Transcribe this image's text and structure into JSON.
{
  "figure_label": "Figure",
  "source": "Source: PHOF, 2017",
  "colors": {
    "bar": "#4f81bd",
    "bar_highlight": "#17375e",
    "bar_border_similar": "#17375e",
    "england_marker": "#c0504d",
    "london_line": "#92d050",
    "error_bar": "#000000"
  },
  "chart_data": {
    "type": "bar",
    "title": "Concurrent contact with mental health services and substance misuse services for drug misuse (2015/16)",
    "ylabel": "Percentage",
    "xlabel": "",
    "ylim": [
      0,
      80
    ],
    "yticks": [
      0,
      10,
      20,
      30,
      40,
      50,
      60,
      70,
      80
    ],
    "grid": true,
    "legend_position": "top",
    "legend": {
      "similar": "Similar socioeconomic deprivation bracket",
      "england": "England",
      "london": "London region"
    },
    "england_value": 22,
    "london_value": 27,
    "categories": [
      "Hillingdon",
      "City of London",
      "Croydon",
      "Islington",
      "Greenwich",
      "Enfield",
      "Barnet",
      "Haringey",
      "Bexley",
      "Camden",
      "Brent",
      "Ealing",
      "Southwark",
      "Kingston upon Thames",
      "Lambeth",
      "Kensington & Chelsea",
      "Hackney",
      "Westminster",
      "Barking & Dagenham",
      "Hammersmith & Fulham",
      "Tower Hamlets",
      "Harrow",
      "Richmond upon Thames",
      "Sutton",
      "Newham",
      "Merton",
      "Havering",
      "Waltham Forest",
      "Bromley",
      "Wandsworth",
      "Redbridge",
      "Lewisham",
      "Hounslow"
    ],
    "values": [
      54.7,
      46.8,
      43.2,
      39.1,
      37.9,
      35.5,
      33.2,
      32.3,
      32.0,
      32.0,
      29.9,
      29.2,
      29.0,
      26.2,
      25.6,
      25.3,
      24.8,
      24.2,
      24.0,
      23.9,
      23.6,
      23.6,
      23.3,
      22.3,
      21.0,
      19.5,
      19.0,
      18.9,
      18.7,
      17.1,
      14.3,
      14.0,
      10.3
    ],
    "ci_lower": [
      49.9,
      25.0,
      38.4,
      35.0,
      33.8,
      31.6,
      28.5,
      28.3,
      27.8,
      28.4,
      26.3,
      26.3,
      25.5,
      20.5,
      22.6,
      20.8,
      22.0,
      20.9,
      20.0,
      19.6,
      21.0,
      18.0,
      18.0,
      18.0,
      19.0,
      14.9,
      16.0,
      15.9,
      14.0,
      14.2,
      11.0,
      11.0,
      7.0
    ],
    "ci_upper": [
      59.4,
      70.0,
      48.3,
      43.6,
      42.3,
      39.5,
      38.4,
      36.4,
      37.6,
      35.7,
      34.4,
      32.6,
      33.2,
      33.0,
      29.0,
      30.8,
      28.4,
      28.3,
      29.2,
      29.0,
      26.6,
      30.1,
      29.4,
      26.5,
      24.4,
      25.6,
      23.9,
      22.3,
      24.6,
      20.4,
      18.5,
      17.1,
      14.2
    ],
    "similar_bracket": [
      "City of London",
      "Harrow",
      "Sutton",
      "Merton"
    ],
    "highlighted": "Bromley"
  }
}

▶ [Do this] From the records above, extract every entry verbatim.

▶ [Result for this exercise]
Transcribe this image's text and structure into JSON.
{
  "figure_label": "Figure",
  "source": "Source: PHOF, 2017",
  "colors": {
    "bar": "#4f81bd",
    "bar_highlight": "#17375e",
    "bar_border_similar": "#17375e",
    "england_marker": "#c0504d",
    "london_line": "#92d050",
    "error_bar": "#000000"
  },
  "chart_data": {
    "type": "bar",
    "title": "Concurrent contact with mental health services and substance misuse services for drug misuse (2015/16)",
    "ylabel": "Percentage",
    "xlabel": "",
    "ylim": [
      0,
      80
    ],
    "yticks": [
      0,
      10,
      20,
      30,
      40,
      50,
      60,
      70,
      80
    ],
    "grid": true,
    "legend_position": "top",
    "legend": {
      "similar": "Similar socioeconomic deprivation bracket",
      "england": "England",
      "london": "London region"
    },
    "england_value": 22,
    "london_value": 27,
    "categories": [
      "Hillingdon",
      "City of London",
      "Croydon",
      "Islington",
      "Greenwich",
      "Enfield",
      "Barnet",
      "Haringey",
      "Bexley",
      "Camden",
      "Brent",
      "Ealing",
      "Southwark",
      "Kingston upon Thames",
      "Lambeth",
      "Kensington & Chelsea",
      "Hackney",
      "Westminster",
      "Barking & Dagenham",
      "Hammersmith & Fulham",
      "Tower Hamlets",
      "Harrow",
      "Richmond upon Thames",
      "Sutton",
      "Newham",
      "Merton",
      "Havering",
      "Waltham Forest",
      "Bromley",
      "Wandsworth",
      "Redbridge",
      "Lewisham",
      "Hounslow"
    ],
    "values": [
      54.7,
      46.8,
      43.2,
      39.1,
      37.9,
      35.5,
      33.2,
      32.3,
      32.0,
      32.0,
      29.9,
      29.2,
      29.0,
      26.2,
      25.6,
      25.3,
      24.8,
      24.2,
      24.0,
      23.9,
      23.6,
      23.6,
      23.3,
      22.3,
      21.0,
      19.5,
      19.0,
      18.9,
      18.7,
      17.1,
      14.3,
      14.0,
      10.3
    ],
    "ci_lower": [
      49.9,
      25.0,
      38.4,
      35.0,
      33.8,
      31.6,
      28.5,
      28.3,
      27.8,
      28.4,
      26.3,
      26.3,
      25.5,
      20.5,
      22.6,
      20.8,
      22.0,
      20.9,
      20.0,
      19.6,
      21.0,
      18.0,
      18.0,
      18.0,
      19.0,
      14.9,
      16.0,
      15.9,
      14.0,
      14.2,
      11.0,
      11.0,
      7.0
    ],
    "ci_upper": [
      59.4,
      70.0,
      48.3,
      43.6,
      42.3,
      39.5,
      38.4,
      36.4,
      37.6,
      35.7,
      34.4,
      32.6,
      33.2,
      33.0,
      29.0,
      30.8,
      28.4,
      28.3,
      29.2,
      29.0,
      26.6,
      30.1,
      29.4,
      26.5,
      24.4,
      25.6,
      23.9,
      22.3,
      24.6,
      20.4,
      18.5,
      17.1,
      14.2
    ],
    "similar_bracket": [
      "City of London",
      "Harrow",
      "Sutton",
      "Merton"
    ],
    "highlighted": "Bromley"
  }
}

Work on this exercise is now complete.